Provided passage:
>> START
Light Weapons - Fencing weapons and Knives
One handed weapons - includes shield
Two handed weapons
Pole weapons
Flail weapons
Exotic weapons - weird weapons like Net

Weapon skills within each category default to one another at -2 except exotic
Weapon skills default to other categories at -4, except exotic.
Exotic weapon skills are each treated as their own category.
If a fighter has no experience whatsoever with a particular weapon an additional -2 familiarity penalty is assessed.

So an ice age hunter only familiar with spears gets transported to the renaissance and given a rapier would use it at Spear -6 until they gained familiarity at which point they're at Spear -4.

Just some thought.
- Shane
I did consider changing the defaults as well, but there are a few reasons I preferred a Talent-like solution.

First, it changes rules instead of adding onto them. This can confuse players more.

Second, it makes buying up skills more complicated math-wise and is a bit janky in GCS unless you go through all the skills and change defaults.

By making it based on talents you can simply add "+1" (etc.) to a bunch of skills on the talent.

I do like the idea of simplifying weapon groups as you did though.

One crazy idea would be to simply make a big "Melee Weapons DX-E" skill and then have all weapons be techniques going to max +0. Maybe a base level of -2 for easy melee weapons, -3 for average, and -4 for hard. Same for unarmed and guns. The former which would default to/from "Melee Weapons". Stuff like Karate's increased damage, or Judo's throws would be (somewhat affordable) advantages along the lines of Weapon Master.
>> END
[Page element annotations]
>> START
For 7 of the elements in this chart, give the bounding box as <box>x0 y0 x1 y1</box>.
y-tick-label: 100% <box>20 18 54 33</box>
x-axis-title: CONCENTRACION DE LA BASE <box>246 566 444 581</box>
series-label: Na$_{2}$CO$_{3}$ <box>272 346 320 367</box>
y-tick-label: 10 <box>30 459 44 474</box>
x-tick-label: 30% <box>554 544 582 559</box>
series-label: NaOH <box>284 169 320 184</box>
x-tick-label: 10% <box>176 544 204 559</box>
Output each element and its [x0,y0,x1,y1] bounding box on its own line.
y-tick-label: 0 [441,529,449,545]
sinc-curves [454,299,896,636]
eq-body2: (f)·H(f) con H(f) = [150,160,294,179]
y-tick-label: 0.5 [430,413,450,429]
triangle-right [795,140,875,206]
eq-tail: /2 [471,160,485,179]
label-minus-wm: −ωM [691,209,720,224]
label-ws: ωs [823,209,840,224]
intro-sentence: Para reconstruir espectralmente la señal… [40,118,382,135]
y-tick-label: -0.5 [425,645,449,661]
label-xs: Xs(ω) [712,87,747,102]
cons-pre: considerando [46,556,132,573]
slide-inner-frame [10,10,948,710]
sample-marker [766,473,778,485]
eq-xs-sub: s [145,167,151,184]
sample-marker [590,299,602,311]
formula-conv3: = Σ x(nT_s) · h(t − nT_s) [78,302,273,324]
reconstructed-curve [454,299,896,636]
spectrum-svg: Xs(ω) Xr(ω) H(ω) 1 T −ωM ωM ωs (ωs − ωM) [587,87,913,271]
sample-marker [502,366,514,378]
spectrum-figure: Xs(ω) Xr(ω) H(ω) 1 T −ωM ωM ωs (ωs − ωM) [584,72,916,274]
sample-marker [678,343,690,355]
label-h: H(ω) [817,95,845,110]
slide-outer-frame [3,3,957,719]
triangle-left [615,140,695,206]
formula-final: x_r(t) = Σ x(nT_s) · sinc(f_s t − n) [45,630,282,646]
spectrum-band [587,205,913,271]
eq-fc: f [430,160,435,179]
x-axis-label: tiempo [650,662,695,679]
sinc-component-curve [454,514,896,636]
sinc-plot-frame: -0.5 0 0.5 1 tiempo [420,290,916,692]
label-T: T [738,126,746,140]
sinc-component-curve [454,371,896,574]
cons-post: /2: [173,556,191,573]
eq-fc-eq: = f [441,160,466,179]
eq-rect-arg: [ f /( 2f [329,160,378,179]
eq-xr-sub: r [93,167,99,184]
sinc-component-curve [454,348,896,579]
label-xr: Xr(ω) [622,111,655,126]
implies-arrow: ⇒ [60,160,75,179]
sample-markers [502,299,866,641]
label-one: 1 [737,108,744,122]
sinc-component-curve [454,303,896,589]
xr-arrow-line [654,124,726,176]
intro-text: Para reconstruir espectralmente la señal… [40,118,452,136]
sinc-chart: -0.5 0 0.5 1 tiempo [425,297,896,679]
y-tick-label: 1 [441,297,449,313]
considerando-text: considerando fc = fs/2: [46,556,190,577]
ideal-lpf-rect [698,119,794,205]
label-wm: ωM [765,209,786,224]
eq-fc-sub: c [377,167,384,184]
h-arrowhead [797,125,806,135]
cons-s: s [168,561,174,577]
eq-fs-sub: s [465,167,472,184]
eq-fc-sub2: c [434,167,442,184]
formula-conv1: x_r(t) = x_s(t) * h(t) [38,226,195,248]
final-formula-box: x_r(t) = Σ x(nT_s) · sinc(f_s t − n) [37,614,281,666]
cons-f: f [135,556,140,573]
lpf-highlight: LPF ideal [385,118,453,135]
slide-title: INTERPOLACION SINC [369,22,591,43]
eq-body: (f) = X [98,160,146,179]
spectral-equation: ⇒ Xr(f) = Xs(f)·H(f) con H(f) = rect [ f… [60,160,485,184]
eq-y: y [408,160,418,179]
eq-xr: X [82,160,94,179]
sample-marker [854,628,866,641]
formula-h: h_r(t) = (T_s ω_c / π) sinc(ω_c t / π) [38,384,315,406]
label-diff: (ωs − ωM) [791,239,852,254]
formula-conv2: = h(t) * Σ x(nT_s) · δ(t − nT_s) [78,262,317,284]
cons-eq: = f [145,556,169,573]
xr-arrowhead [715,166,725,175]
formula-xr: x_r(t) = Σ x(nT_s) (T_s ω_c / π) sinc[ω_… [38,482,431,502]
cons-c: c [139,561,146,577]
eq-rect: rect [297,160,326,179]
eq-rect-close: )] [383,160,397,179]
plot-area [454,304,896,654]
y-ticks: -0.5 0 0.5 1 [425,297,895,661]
>> END
Tasks to carry out:
a) From the weapon skills discussion, transcribe the text between "Light Weapons - Fencing" and "at Spear -4.", inclusive.
b) Answer these questions using the weapon skills discussion:
(i) At what penalty do weapon skills within the same category default to one another?
(ii) What extra penalty applies when a fighter has no experience at all with a particular weapon?
(iii) Under the proposed "Melee Weapons DX-E" idea, what base level is suggested for hard melee weapons?

Task answers:
a)
Light Weapons - Fencing weapons and Knives
One handed weapons - includes shield
Two handed weapons
Pole weapons
Flail weapons
Exotic weapons - weird weapons like Net

Weapon skills within each category default to one another at -2 except exotic
Weapon skills default to other categories at -4, except exotic.
Exotic weapon skills are each treated as their own category.
If a fighter has no experience whatsoever with a particular weapon an additional -2 familiarity penalty is assessed.

So an ice age hunter only familiar with spears gets transported to the renaissance and given a rapier would use it at Spear -6 until they gained familiarity at which point they're at Spear -4.

b)
(i) -2, except for exotic weapons
(ii) An additional -2 familiarity penalty
(iii) -4